▶ _Given task_: Skip the pictures and extract all of the lines exactly as written.

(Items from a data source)
---

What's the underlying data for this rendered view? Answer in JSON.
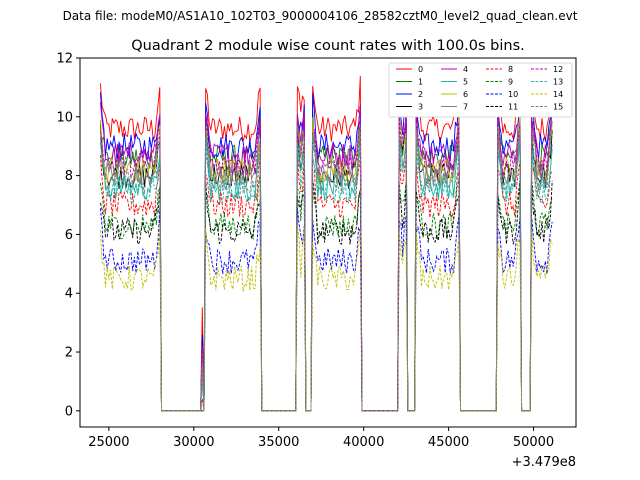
{
  "chart_data": {
    "type": "line",
    "suptitle": "Data file: modeM0/AS1A10_102T03_9000004106_28582cztM0_level2_quad_clean.evt",
    "title": "Quadrant 2 module wise count rates with 100.0s bins.",
    "xlabel": "",
    "ylabel": "",
    "x_offset_label": "+3.479e8",
    "xlim": [
      23300,
      52500
    ],
    "ylim": [
      -0.55,
      12
    ],
    "x_ticks": [
      25000,
      30000,
      35000,
      40000,
      45000,
      50000
    ],
    "x_tick_labels": [
      "25000",
      "30000",
      "35000",
      "40000",
      "45000",
      "50000"
    ],
    "y_ticks": [
      0,
      2,
      4,
      6,
      8,
      10,
      12
    ],
    "y_tick_labels": [
      "0",
      "2",
      "4",
      "6",
      "8",
      "10",
      "12"
    ],
    "legend_position": "top-right",
    "segments": [
      {
        "start": 24500,
        "end": 28000
      },
      {
        "start": 30500,
        "end": 30550
      },
      {
        "start": 30700,
        "end": 33900
      },
      {
        "start": 36100,
        "end": 36500
      },
      {
        "start": 37000,
        "end": 39800
      },
      {
        "start": 42100,
        "end": 42500
      },
      {
        "start": 43100,
        "end": 45600
      },
      {
        "start": 47900,
        "end": 49200
      },
      {
        "start": 49900,
        "end": 51100
      }
    ],
    "series": [
      {
        "name": "0",
        "color": "#ff0000",
        "dash": "solid",
        "mean": 9.6
      },
      {
        "name": "1",
        "color": "#008000",
        "dash": "solid",
        "mean": 8.6
      },
      {
        "name": "2",
        "color": "#0000ff",
        "dash": "solid",
        "mean": 9.0
      },
      {
        "name": "3",
        "color": "#000000",
        "dash": "solid",
        "mean": 8.0
      },
      {
        "name": "4",
        "color": "#bf00bf",
        "dash": "solid",
        "mean": 8.7
      },
      {
        "name": "5",
        "color": "#1fb5a5",
        "dash": "solid",
        "mean": 7.6
      },
      {
        "name": "6",
        "color": "#bfbf00",
        "dash": "solid",
        "mean": 8.2
      },
      {
        "name": "7",
        "color": "#808080",
        "dash": "solid",
        "mean": 8.1
      },
      {
        "name": "8",
        "color": "#ff0000",
        "dash": "dashed",
        "mean": 7.0
      },
      {
        "name": "9",
        "color": "#008000",
        "dash": "dashed",
        "mean": 6.3
      },
      {
        "name": "10",
        "color": "#0000ff",
        "dash": "dashed",
        "mean": 5.1
      },
      {
        "name": "11",
        "color": "#000000",
        "dash": "dashed",
        "mean": 6.1
      },
      {
        "name": "12",
        "color": "#bf00bf",
        "dash": "dashed",
        "mean": 8.4
      },
      {
        "name": "13",
        "color": "#1fb5a5",
        "dash": "dashed",
        "mean": 7.5
      },
      {
        "name": "14",
        "color": "#bfbf00",
        "dash": "dashed",
        "mean": 4.5
      },
      {
        "name": "15",
        "color": "#808080",
        "dash": "dashed",
        "mean": 7.8
      }
    ]
  }
}
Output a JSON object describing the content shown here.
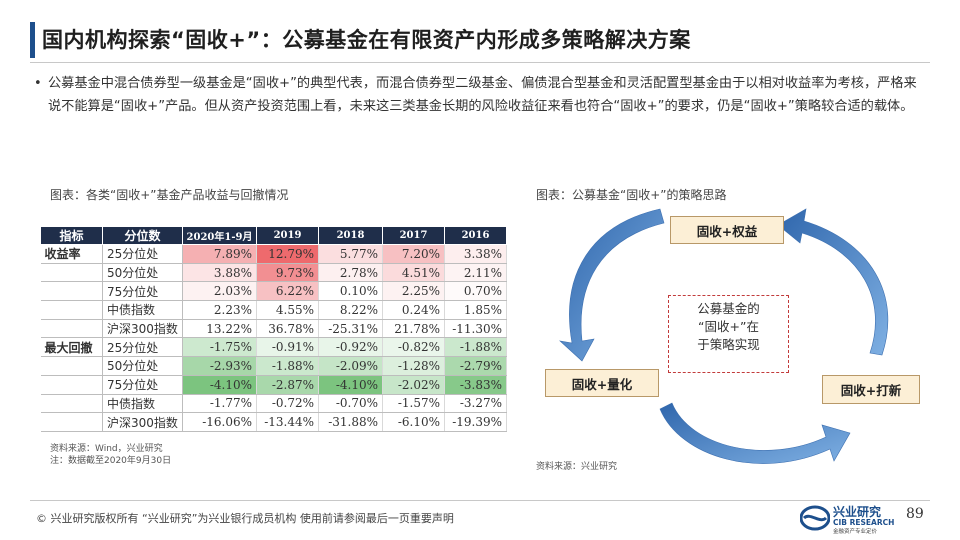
{
  "title": "国内机构探索“固收+”：公募基金在有限资产内形成多策略解决方案",
  "bullet": "公募基金中混合债券型一级基金是“固收+”的典型代表，而混合债券型二级基金、偏债混合型基金和灵活配置型基金由于以相对收益率为考核，严格来说不能算是“固收+”产品。但从资产投资范围上看，未来这三类基金长期的风险收益征来看也符合“固收+”的要求，仍是“固收+”策略较合适的载体。",
  "left_caption": "图表：各类“固收+”基金产品收益与回撤情况",
  "right_caption": "图表：公募基金“固收+”的策略思路",
  "table": {
    "headers": [
      "指标",
      "分位数",
      "2020年1-9月",
      "2019",
      "2018",
      "2017",
      "2016"
    ],
    "groups": [
      {
        "label": "收益率",
        "rows": [
          {
            "label": "25分位处",
            "values": [
              "7.89%",
              "12.79%",
              "5.77%",
              "7.20%",
              "3.38%"
            ],
            "colors": [
              "#f5b0b2",
              "#ee6a6d",
              "#fbdedf",
              "#f7c0c2",
              "#fdeeee"
            ]
          },
          {
            "label": "50分位处",
            "values": [
              "3.88%",
              "9.73%",
              "2.78%",
              "4.51%",
              "2.11%"
            ],
            "colors": [
              "#fce4e5",
              "#f28f92",
              "#fdf0f0",
              "#fbdbdc",
              "#fdf3f3"
            ]
          },
          {
            "label": "75分位处",
            "values": [
              "2.03%",
              "6.22%",
              "0.10%",
              "2.25%",
              "0.70%"
            ],
            "colors": [
              "#fdf2f2",
              "#f7c1c3",
              "#ffffff",
              "#fdf2f2",
              "#fefafa"
            ]
          },
          {
            "label": "中债指数",
            "values": [
              "2.23%",
              "4.55%",
              "8.22%",
              "0.24%",
              "1.85%"
            ],
            "colors": [
              "#ffffff",
              "#ffffff",
              "#ffffff",
              "#ffffff",
              "#ffffff"
            ]
          },
          {
            "label": "沪深300指数",
            "values": [
              "13.22%",
              "36.78%",
              "-25.31%",
              "21.78%",
              "-11.30%"
            ],
            "colors": [
              "#ffffff",
              "#ffffff",
              "#ffffff",
              "#ffffff",
              "#ffffff"
            ]
          }
        ]
      },
      {
        "label": "最大回撤",
        "rows": [
          {
            "label": "25分位处",
            "values": [
              "-1.75%",
              "-0.91%",
              "-0.92%",
              "-0.82%",
              "-1.88%"
            ],
            "colors": [
              "#cde9cf",
              "#e8f5e9",
              "#e8f5e9",
              "#eaf6eb",
              "#cbe8cd"
            ]
          },
          {
            "label": "50分位处",
            "values": [
              "-2.93%",
              "-1.88%",
              "-2.09%",
              "-1.28%",
              "-2.79%"
            ],
            "colors": [
              "#a7d7a9",
              "#cbe8cd",
              "#c5e5c7",
              "#dcefdd",
              "#abd9ad"
            ]
          },
          {
            "label": "75分位处",
            "values": [
              "-4.10%",
              "-2.87%",
              "-4.10%",
              "-2.02%",
              "-3.83%"
            ],
            "colors": [
              "#7cc47f",
              "#a9d8ab",
              "#7cc47f",
              "#c7e6c9",
              "#87c98a"
            ]
          },
          {
            "label": "中债指数",
            "values": [
              "-1.77%",
              "-0.72%",
              "-0.70%",
              "-1.57%",
              "-3.27%"
            ],
            "colors": [
              "#ffffff",
              "#ffffff",
              "#ffffff",
              "#ffffff",
              "#ffffff"
            ]
          },
          {
            "label": "沪深300指数",
            "values": [
              "-16.06%",
              "-13.44%",
              "-31.88%",
              "-6.10%",
              "-19.39%"
            ],
            "colors": [
              "#ffffff",
              "#ffffff",
              "#ffffff",
              "#ffffff",
              "#ffffff"
            ]
          }
        ]
      }
    ]
  },
  "notes": {
    "source_left": "资料来源：Wind，兴业研究",
    "note_left": "注：数据截至2020年9月30日",
    "source_right": "资料来源：兴业研究"
  },
  "diagram": {
    "top": "固收+权益",
    "left": "固收+量化",
    "right": "固收+打新",
    "center": [
      "公募基金的",
      "“固收+”在",
      "于策略实现"
    ]
  },
  "footer": {
    "text": "©  兴业研究版权所有   “兴业研究”为兴业银行成员机构   使用前请参阅最后一页重要声明",
    "logo_cn": "兴业研究",
    "logo_en": "CIB RESEARCH",
    "logo_sub": "金融资产专业定价",
    "page": "89"
  },
  "colors": {
    "accent": "#1d4f8c",
    "header_bg": "#1f2e4a",
    "arrow": "#4a82c2",
    "box_fill": "#fcefd6"
  }
}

---

▶ _Written response_:
What's the underlying data for this rendered view? Answer in JSON.
{
  "chart_data": {
    "type": "line",
    "suptitle": "Data file: modeM0/AS1A10_102T03_9000004106_28582cztM0_level2_quad_clean.evt",
    "title": "Quadrant 2 module wise count rates with 100.0s bins.",
    "xlabel": "",
    "ylabel": "",
    "x_offset_label": "+3.479e8",
    "xlim": [
      23300,
      52500
    ],
    "ylim": [
      -0.55,
      12
    ],
    "x_ticks": [
      25000,
      30000,
      35000,
      40000,
      45000,
      50000
    ],
    "x_tick_labels": [
      "25000",
      "30000",
      "35000",
      "40000",
      "45000",
      "50000"
    ],
    "y_ticks": [
      0,
      2,
      4,
      6,
      8,
      10,
      12
    ],
    "y_tick_labels": [
      "0",
      "2",
      "4",
      "6",
      "8",
      "10",
      "12"
    ],
    "legend_position": "top-right",
    "segments": [
      {
        "start": 24500,
        "end": 28000
      },
      {
        "start": 30500,
        "end": 30550
      },
      {
        "start": 30700,
        "end": 33900
      },
      {
        "start": 36100,
        "end": 36500
      },
      {
        "start": 37000,
        "end": 39800
      },
      {
        "start": 42100,
        "end": 42500
      },
      {
        "start": 43100,
        "end": 45600
      },
      {
        "start": 47900,
        "end": 49200
      },
      {
        "start": 49900,
        "end": 51100
      }
    ],
    "series": [
      {
        "name": "0",
        "color": "#ff0000",
        "dash": "solid",
        "mean": 9.6
      },
      {
        "name": "1",
        "color": "#008000",
        "dash": "solid",
        "mean": 8.6
      },
      {
        "name": "2",
        "color": "#0000ff",
        "dash": "solid",
        "mean": 9.0
      },
      {
        "name": "3",
        "color": "#000000",
        "dash": "solid",
        "mean": 8.0
      },
      {
        "name": "4",
        "color": "#bf00bf",
        "dash": "solid",
        "mean": 8.7
      },
      {
        "name": "5",
        "color": "#1fb5a5",
        "dash": "solid",
        "mean": 7.6
      },
      {
        "name": "6",
        "color": "#bfbf00",
        "dash": "solid",
        "mean": 8.2
      },
      {
        "name": "7",
        "color": "#808080",
        "dash": "solid",
        "mean": 8.1
      },
      {
        "name": "8",
        "color": "#ff0000",
        "dash": "dashed",
        "mean": 7.0
      },
      {
        "name": "9",
        "color": "#008000",
        "dash": "dashed",
        "mean": 6.3
      },
      {
        "name": "10",
        "color": "#0000ff",
        "dash": "dashed",
        "mean": 5.1
      },
      {
        "name": "11",
        "color": "#000000",
        "dash": "dashed",
        "mean": 6.1
      },
      {
        "name": "12",
        "color": "#bf00bf",
        "dash": "dashed",
        "mean": 8.4
      },
      {
        "name": "13",
        "color": "#1fb5a5",
        "dash": "dashed",
        "mean": 7.5
      },
      {
        "name": "14",
        "color": "#bfbf00",
        "dash": "dashed",
        "mean": 4.5
      },
      {
        "name": "15",
        "color": "#808080",
        "dash": "dashed",
        "mean": 7.8
      }
    ]
  }
}
Output a JSON object describing the content shown here.
{
  "title": "国内机构探索“固收+”：公募基金在有限资产内形成多策略解决方案",
  "bullet": "公募基金中混合债券型一级基金是“固收+”的典型代表，而混合债券型二级基金、偏债混合型基金和灵活配置型基金由于以相对收益率为考核，严格来说不能算是“固收+”产品。但从资产投资范围上看，未来这三类基金长期的风险收益征来看也符合“固收+”的要求，仍是“固收+”策略较合适的载体。",
  "left_caption": "图表：各类“固收+”基金产品收益与回撤情况",
  "right_caption": "图表：公募基金“固收+”的策略思路",
  "table": {
    "headers": [
      "指标",
      "分位数",
      "2020年1-9月",
      "2019",
      "2018",
      "2017",
      "2016"
    ],
    "groups": [
      {
        "label": "收益率",
        "rows": [
          {
            "label": "25分位处",
            "values": [
              "7.89%",
              "12.79%",
              "5.77%",
              "7.20%",
              "3.38%"
            ],
            "colors": [
              "#f5b0b2",
              "#ee6a6d",
              "#fbdedf",
              "#f7c0c2",
              "#fdeeee"
            ]
          },
          {
            "label": "50分位处",
            "values": [
              "3.88%",
              "9.73%",
              "2.78%",
              "4.51%",
              "2.11%"
            ],
            "colors": [
              "#fce4e5",
              "#f28f92",
              "#fdf0f0",
              "#fbdbdc",
              "#fdf3f3"
            ]
          },
          {
            "label": "75分位处",
            "values": [
              "2.03%",
              "6.22%",
              "0.10%",
              "2.25%",
              "0.70%"
            ],
            "colors": [
              "#fdf2f2",
              "#f7c1c3",
              "#ffffff",
              "#fdf2f2",
              "#fefafa"
            ]
          },
          {
            "label": "中债指数",
            "values": [
              "2.23%",
              "4.55%",
              "8.22%",
              "0.24%",
              "1.85%"
            ],
            "colors": [
              "#ffffff",
              "#ffffff",
              "#ffffff",
              "#ffffff",
              "#ffffff"
            ]
          },
          {
            "label": "沪深300指数",
            "values": [
              "13.22%",
              "36.78%",
              "-25.31%",
              "21.78%",
              "-11.30%"
            ],
            "colors": [
              "#ffffff",
              "#ffffff",
              "#ffffff",
              "#ffffff",
              "#ffffff"
            ]
          }
        ]
      },
      {
        "label": "最大回撤",
        "rows": [
          {
            "label": "25分位处",
            "values": [
              "-1.75%",
              "-0.91%",
              "-0.92%",
              "-0.82%",
              "-1.88%"
            ],
            "colors": [
              "#cde9cf",
              "#e8f5e9",
              "#e8f5e9",
              "#eaf6eb",
              "#cbe8cd"
            ]
          },
          {
            "label": "50分位处",
            "values": [
              "-2.93%",
              "-1.88%",
              "-2.09%",
              "-1.28%",
              "-2.79%"
            ],
            "colors": [
              "#a7d7a9",
              "#cbe8cd",
              "#c5e5c7",
              "#dcefdd",
              "#abd9ad"
            ]
          },
          {
            "label": "75分位处",
            "values": [
              "-4.10%",
              "-2.87%",
              "-4.10%",
              "-2.02%",
              "-3.83%"
            ],
            "colors": [
              "#7cc47f",
              "#a9d8ab",
              "#7cc47f",
              "#c7e6c9",
              "#87c98a"
            ]
          },
          {
            "label": "中债指数",
            "values": [
              "-1.77%",
              "-0.72%",
              "-0.70%",
              "-1.57%",
              "-3.27%"
            ],
            "colors": [
              "#ffffff",
              "#ffffff",
              "#ffffff",
              "#ffffff",
              "#ffffff"
            ]
          },
          {
            "label": "沪深300指数",
            "values": [
              "-16.06%",
              "-13.44%",
              "-31.88%",
              "-6.10%",
              "-19.39%"
            ],
            "colors": [
              "#ffffff",
              "#ffffff",
              "#ffffff",
              "#ffffff",
              "#ffffff"
            ]
          }
        ]
      }
    ]
  },
  "notes": {
    "source_left": "资料来源：Wind，兴业研究",
    "note_left": "注：数据截至2020年9月30日",
    "source_right": "资料来源：兴业研究"
  },
  "diagram": {
    "top": "固收+权益",
    "left": "固收+量化",
    "right": "固收+打新",
    "center": [
      "公募基金的",
      "“固收+”在",
      "于策略实现"
    ]
  },
  "footer": {
    "text": "©  兴业研究版权所有   “兴业研究”为兴业银行成员机构   使用前请参阅最后一页重要声明",
    "logo_cn": "兴业研究",
    "logo_en": "CIB RESEARCH",
    "logo_sub": "金融资产专业定价",
    "page": "89"
  },
  "colors": {
    "accent": "#1d4f8c",
    "header_bg": "#1f2e4a",
    "arrow": "#4a82c2",
    "box_fill": "#fcefd6"
  }
}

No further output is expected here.